Problem statement:
Scan the data. Collect each line that contains the word "δείγματος".

Dataset entries:
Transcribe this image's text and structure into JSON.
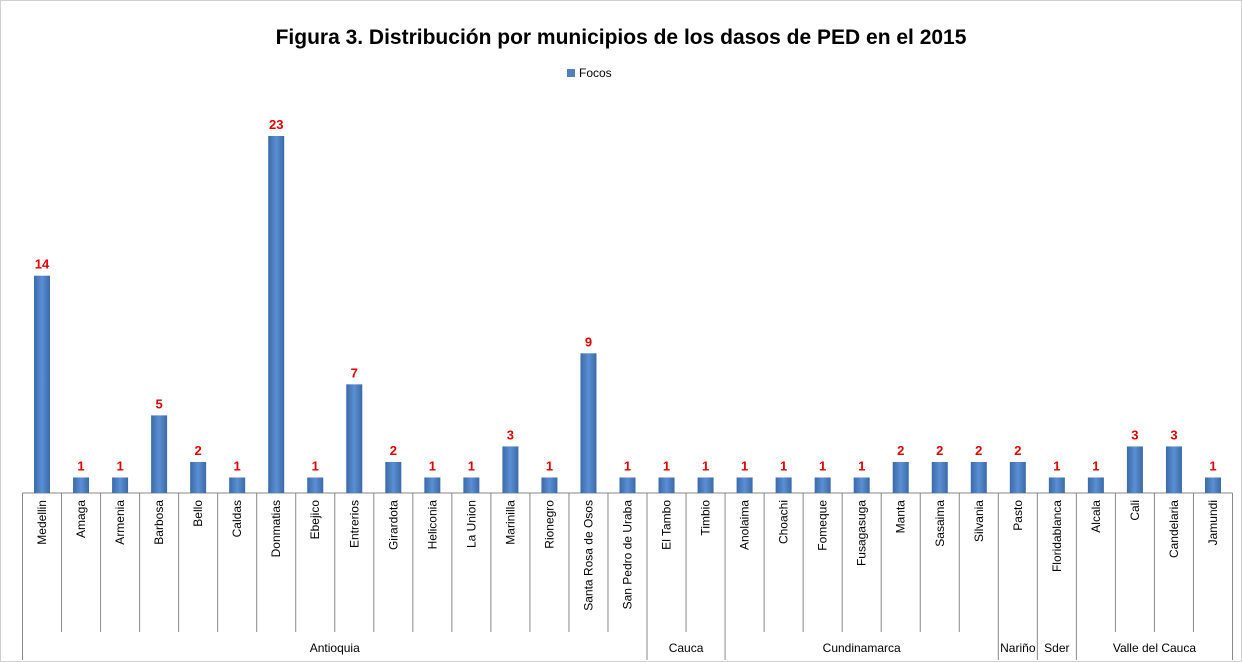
{
  "chart_data": {
    "type": "bar",
    "title": "Figura 3. Distribución por municipios de los dasos de PED en el 2015",
    "legend": "top",
    "series": [
      {
        "name": "Focos",
        "color": "#4f81bd",
        "values": [
          14,
          1,
          1,
          5,
          2,
          1,
          23,
          1,
          7,
          2,
          1,
          1,
          3,
          1,
          9,
          1,
          1,
          1,
          1,
          1,
          1,
          1,
          2,
          2,
          2,
          2,
          1,
          1,
          3,
          3,
          1
        ]
      }
    ],
    "groups": [
      {
        "name": "Antioquia",
        "categories": [
          "Medellin",
          "Amaga",
          "Armenia",
          "Barbosa",
          "Bello",
          "Caldas",
          "Donmatias",
          "Ebejico",
          "Entrerios",
          "Girardota",
          "Heliconia",
          "La Union",
          "Marinilla",
          "Rionegro",
          "Santa Rosa de Osos",
          "San Pedro de Uraba"
        ]
      },
      {
        "name": "Cauca",
        "categories": [
          "El Tambo",
          "Timbio"
        ]
      },
      {
        "name": "Cundinamarca",
        "categories": [
          "Anolaima",
          "Choachi",
          "Fomeque",
          "Fusagasuga",
          "Manta",
          "Sasaima",
          "Silvania"
        ]
      },
      {
        "name": "Nariño",
        "categories": [
          "Pasto"
        ]
      },
      {
        "name": "Sder",
        "categories": [
          "Floridablanca"
        ]
      },
      {
        "name": "Valle del Cauca",
        "categories": [
          "Alcala",
          "Cali",
          "Candelaria",
          "Jamundi"
        ]
      }
    ]
  }
}
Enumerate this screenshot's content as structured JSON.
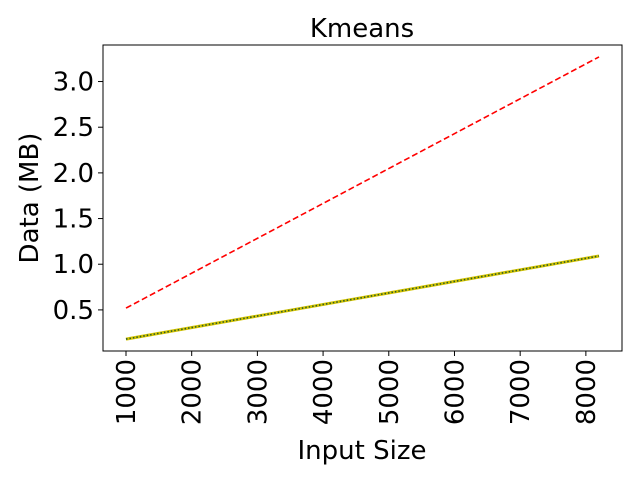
{
  "chart_data": {
    "type": "line",
    "title": "Kmeans",
    "xlabel": "Input Size",
    "ylabel": "Data (MB)",
    "xlim": [
      650,
      8550
    ],
    "ylim": [
      0.05,
      3.4
    ],
    "xticks": [
      1000,
      2000,
      3000,
      4000,
      5000,
      6000,
      7000,
      8000
    ],
    "xtick_labels": [
      "1000",
      "2000",
      "3000",
      "4000",
      "5000",
      "6000",
      "7000",
      "8000"
    ],
    "yticks": [
      0.5,
      1.0,
      1.5,
      2.0,
      2.5,
      3.0
    ],
    "ytick_labels": [
      "0.5",
      "1.0",
      "1.5",
      "2.0",
      "2.5",
      "3.0"
    ],
    "grid": false,
    "series": [
      {
        "x": [
          1000,
          8200
        ],
        "y": [
          0.52,
          3.27
        ],
        "color": "#ff0000",
        "style": "dashed"
      },
      {
        "x": [
          1000,
          8200
        ],
        "y": [
          0.18,
          1.09
        ],
        "color": "#d4c400",
        "style": "solid"
      },
      {
        "x": [
          1000,
          8200
        ],
        "y": [
          0.18,
          1.09
        ],
        "color": "#2a5a2a",
        "style": "dotted"
      }
    ]
  }
}
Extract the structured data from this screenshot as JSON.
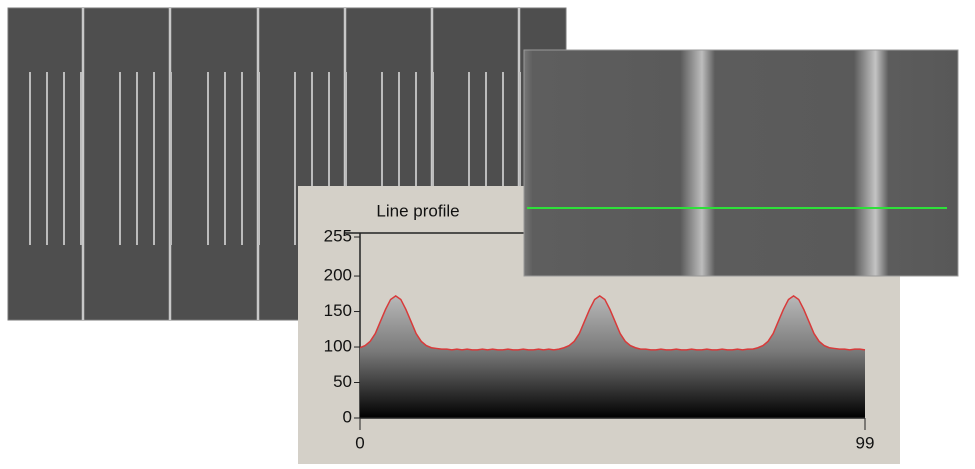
{
  "chart_data": {
    "type": "area",
    "title": "Line profile",
    "x": [
      0,
      1,
      2,
      3,
      4,
      5,
      6,
      7,
      8,
      9,
      10,
      11,
      12,
      13,
      14,
      15,
      16,
      17,
      18,
      19,
      20,
      21,
      22,
      23,
      24,
      25,
      26,
      27,
      28,
      29,
      30,
      31,
      32,
      33,
      34,
      35,
      36,
      37,
      38,
      39,
      40,
      41,
      42,
      43,
      44,
      45,
      46,
      47,
      48,
      49,
      50,
      51,
      52,
      53,
      54,
      55,
      56,
      57,
      58,
      59,
      60,
      61,
      62,
      63,
      64,
      65,
      66,
      67,
      68,
      69,
      70,
      71,
      72,
      73,
      74,
      75,
      76,
      77,
      78,
      79,
      80,
      81,
      82,
      83,
      84,
      85,
      86,
      87,
      88,
      89,
      90,
      91,
      92,
      93,
      94,
      95,
      96,
      97,
      98,
      99
    ],
    "values": [
      99,
      102,
      108,
      119,
      136,
      153,
      167,
      172,
      167,
      153,
      136,
      119,
      108,
      102,
      99,
      98,
      97,
      97,
      96,
      97,
      96,
      97,
      96,
      96,
      97,
      96,
      97,
      96,
      96,
      97,
      96,
      96,
      97,
      96,
      96,
      97,
      96,
      97,
      96,
      97,
      99,
      102,
      108,
      119,
      136,
      153,
      167,
      172,
      167,
      153,
      136,
      119,
      108,
      102,
      99,
      97,
      97,
      96,
      96,
      97,
      96,
      96,
      97,
      96,
      96,
      97,
      96,
      96,
      97,
      96,
      96,
      97,
      96,
      96,
      97,
      96,
      97,
      97,
      99,
      102,
      108,
      119,
      136,
      153,
      167,
      172,
      167,
      153,
      136,
      119,
      108,
      102,
      99,
      98,
      97,
      97,
      96,
      97,
      97,
      96
    ],
    "color": "#d83a3a",
    "xlim": [
      0,
      99
    ],
    "xticks": [
      0,
      99
    ],
    "ylim": [
      0,
      255
    ],
    "yticks": [
      0,
      50,
      100,
      150,
      200,
      255
    ]
  }
}
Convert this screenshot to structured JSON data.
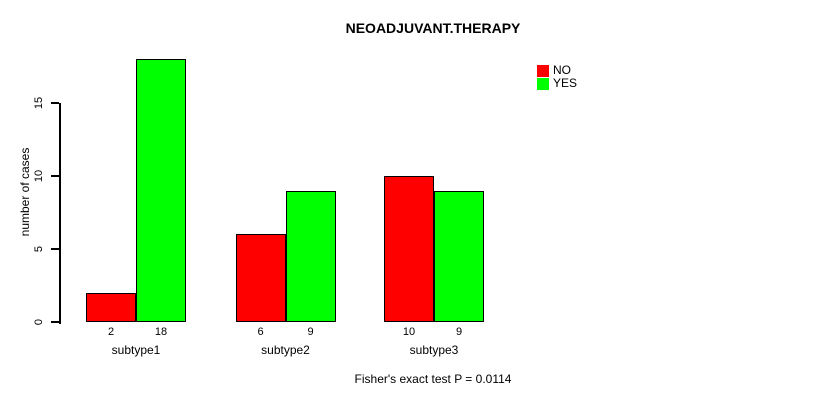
{
  "figure": {
    "background": "#FFFFFF"
  },
  "chart_data": {
    "type": "bar",
    "title": "NEOADJUVANT.THERAPY",
    "xlabel": "",
    "ylabel": "number of cases",
    "categories": [
      "subtype1",
      "subtype2",
      "subtype3"
    ],
    "series": [
      {
        "name": "NO",
        "color": "#FF0000",
        "values": [
          2,
          6,
          10
        ]
      },
      {
        "name": "YES",
        "color": "#00FF00",
        "values": [
          18,
          9,
          9
        ]
      }
    ],
    "bar_value_labels": [
      [
        "2",
        "18"
      ],
      [
        "6",
        "9"
      ],
      [
        "10",
        "9"
      ]
    ],
    "ylim": [
      0,
      18
    ],
    "yticks": [
      0,
      5,
      10,
      15
    ],
    "grid": false,
    "bar_border_color": "#000000",
    "legend_position": "top-right",
    "legend": [
      {
        "label": "NO",
        "color": "#FF0000"
      },
      {
        "label": "YES",
        "color": "#00FF00"
      }
    ],
    "annotation": "Fisher's exact test P = 0.0114"
  }
}
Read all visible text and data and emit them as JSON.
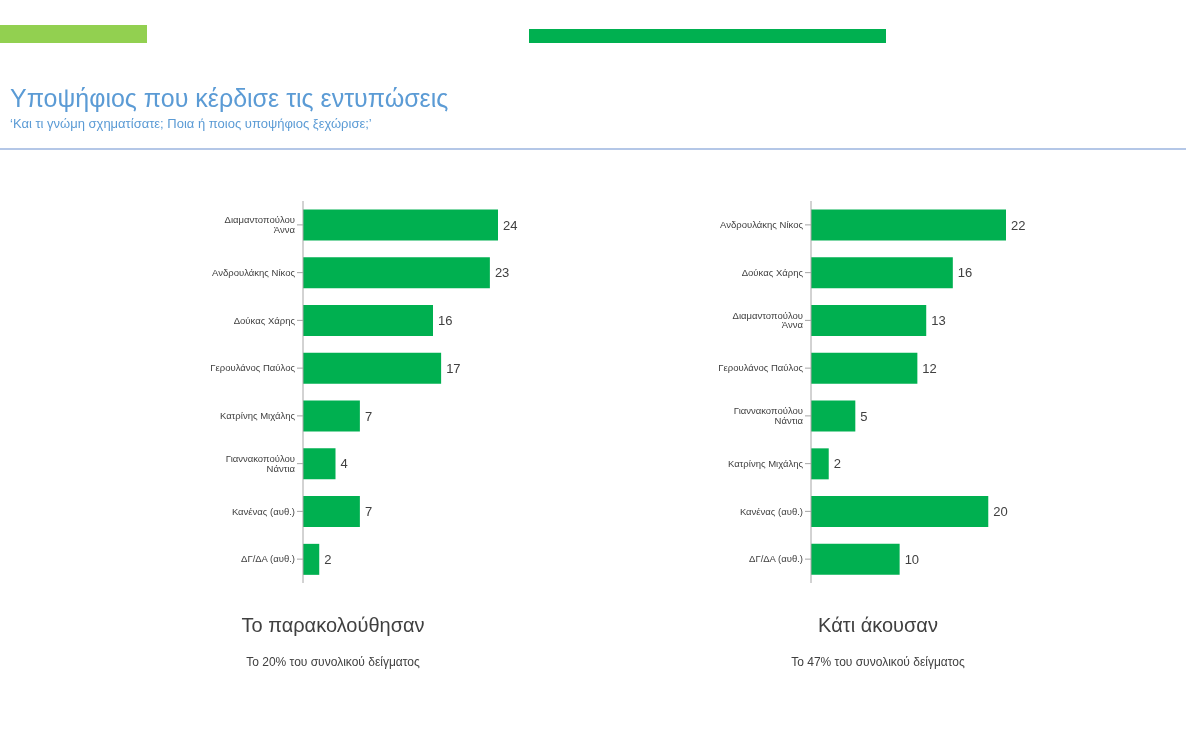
{
  "chart_data": [
    {
      "type": "bar",
      "orientation": "horizontal",
      "title": "Υποψήφιος που κέρδισε τις εντυπώσεις",
      "subtitle": "‘Και τι γνώμη σχηματίσατε; Ποια ή ποιος υποψήφιος ξεχώρισε;’",
      "xlabel": "Το παρακολούθησαν",
      "annotations": [
        "Το 20% του συνολικού δείγματος"
      ],
      "categories": [
        "Διαμαντοπούλου Άννα",
        "Ανδρουλάκης Νίκος",
        "Δούκας Χάρης",
        "Γερουλάνος Παύλος",
        "Κατρίνης Μιχάλης",
        "Γιαννακοπούλου Νάντια",
        "Κανένας (αυθ.)",
        "ΔΓ/ΔΑ (αυθ.)"
      ],
      "values": [
        24,
        23,
        16,
        17,
        7,
        4,
        7,
        2
      ],
      "color": "#00b050",
      "data_labels": true
    },
    {
      "type": "bar",
      "orientation": "horizontal",
      "xlabel": "Κάτι άκουσαν",
      "annotations": [
        "Το 47% του συνολικού δείγματος"
      ],
      "categories": [
        "Ανδρουλάκης Νίκος",
        "Δούκας Χάρης",
        "Διαμαντοπούλου Άννα",
        "Γερουλάνος Παύλος",
        "Γιαννακοπούλου Νάντια",
        "Κατρίνης Μιχάλης",
        "Κανένας (αυθ.)",
        "ΔΓ/ΔΑ (αυθ.)"
      ],
      "values": [
        22,
        16,
        13,
        12,
        5,
        2,
        20,
        10
      ],
      "color": "#00b050",
      "data_labels": true
    }
  ]
}
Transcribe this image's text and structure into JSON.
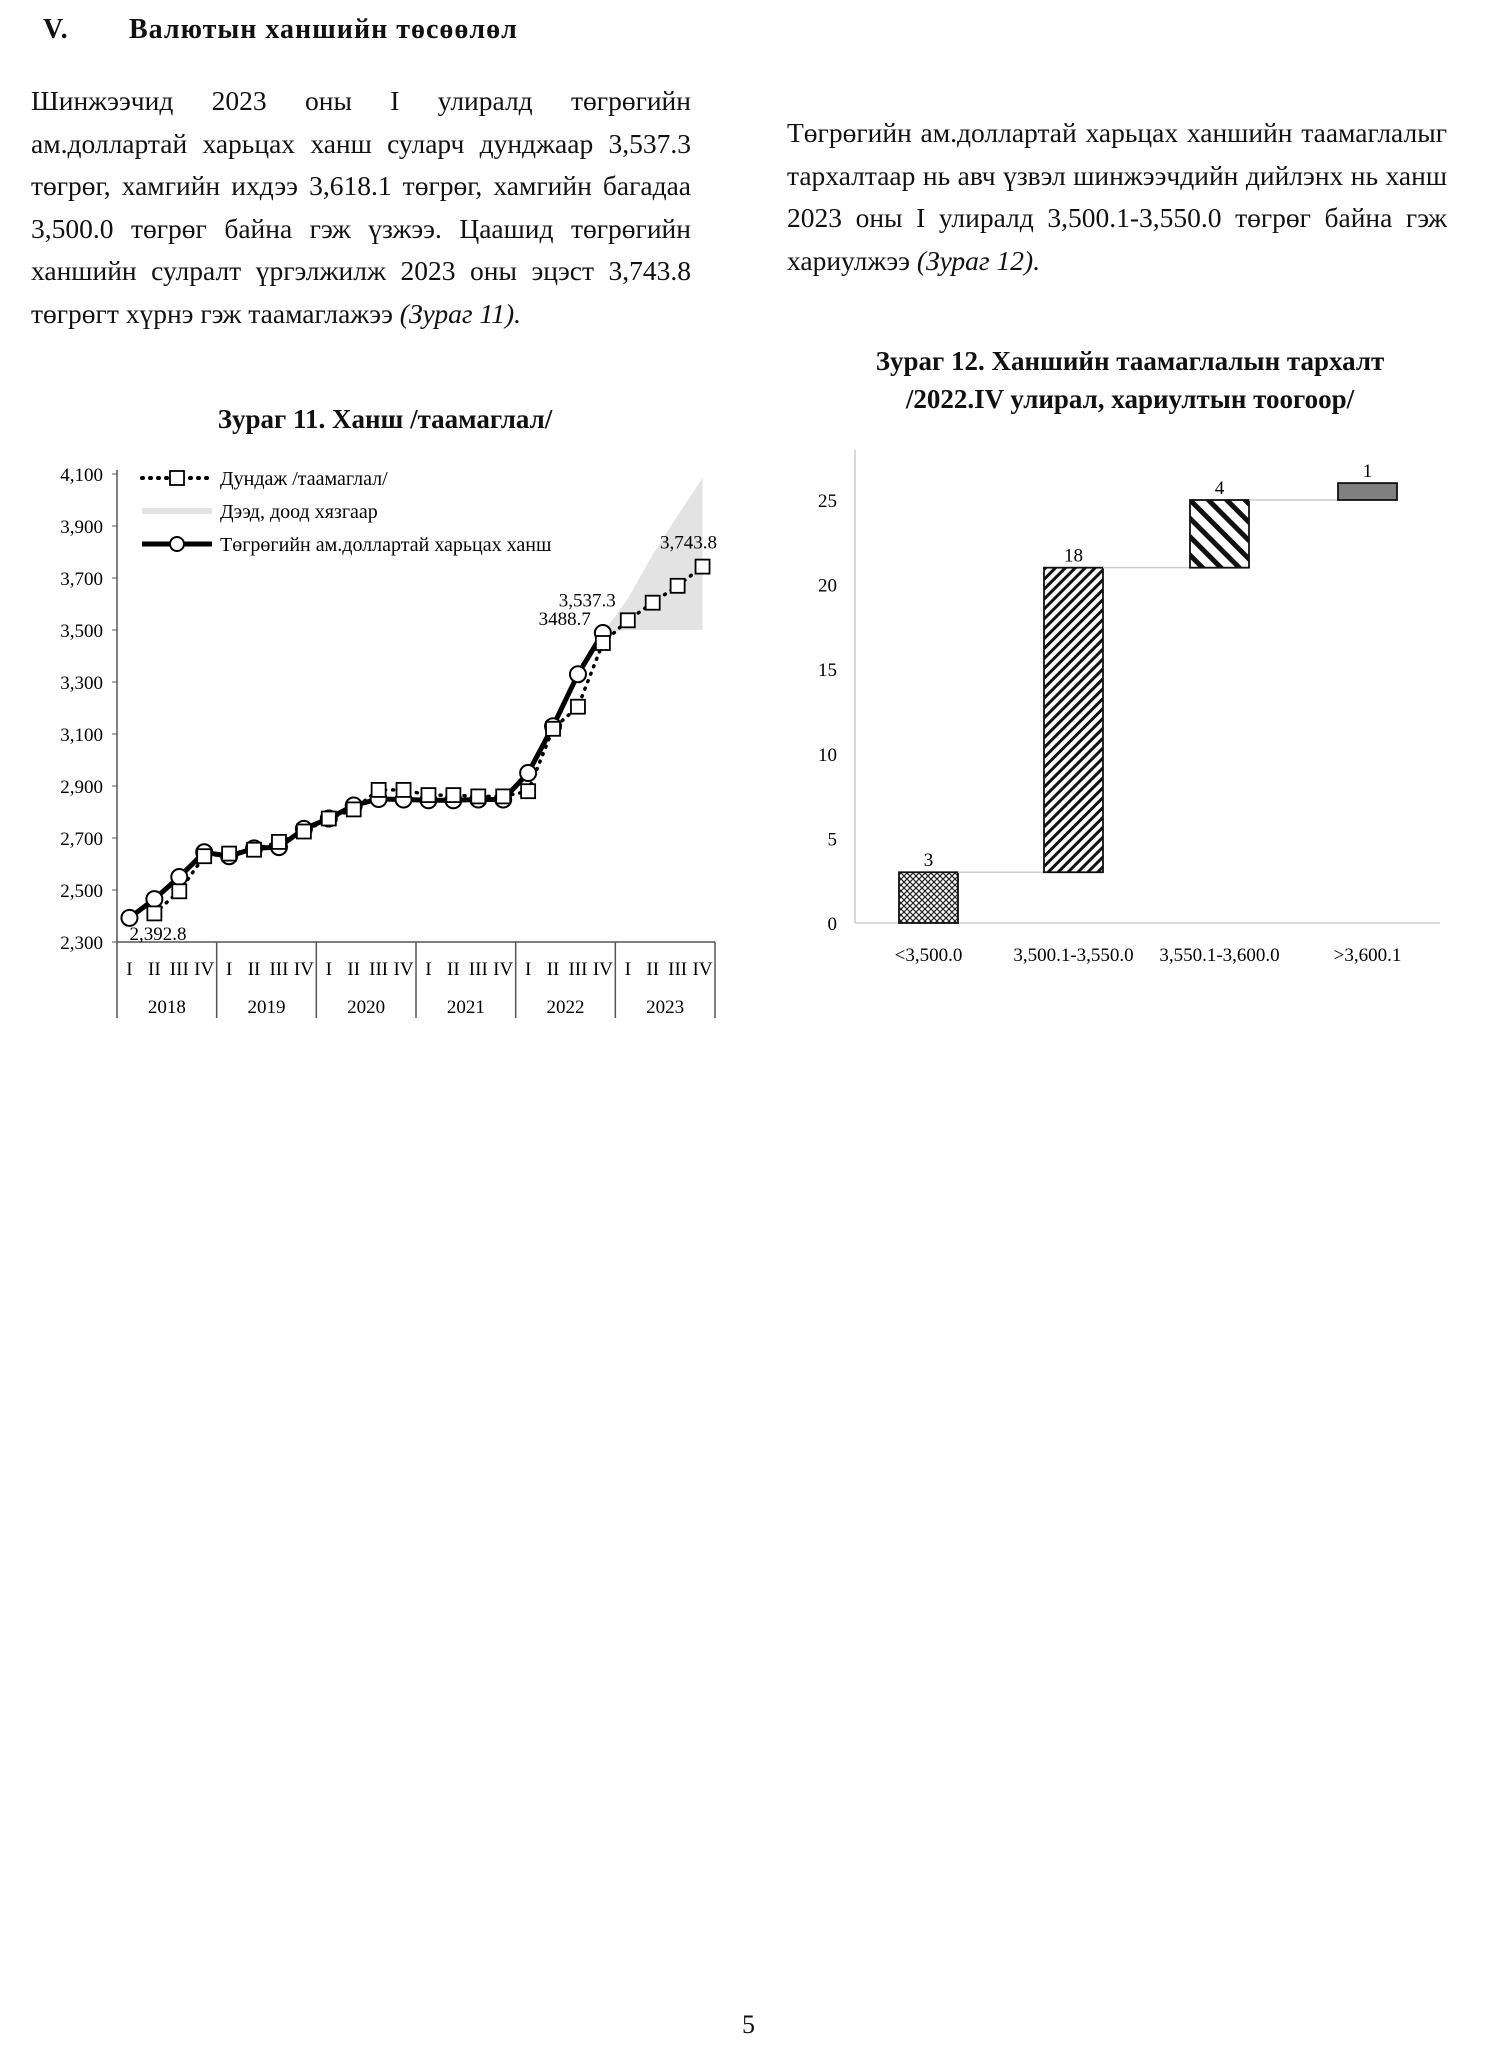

Solution to the problem:
        "Το 20% του συνολικού δείγματος"
        "Το 47% του συνολικού δείγματος"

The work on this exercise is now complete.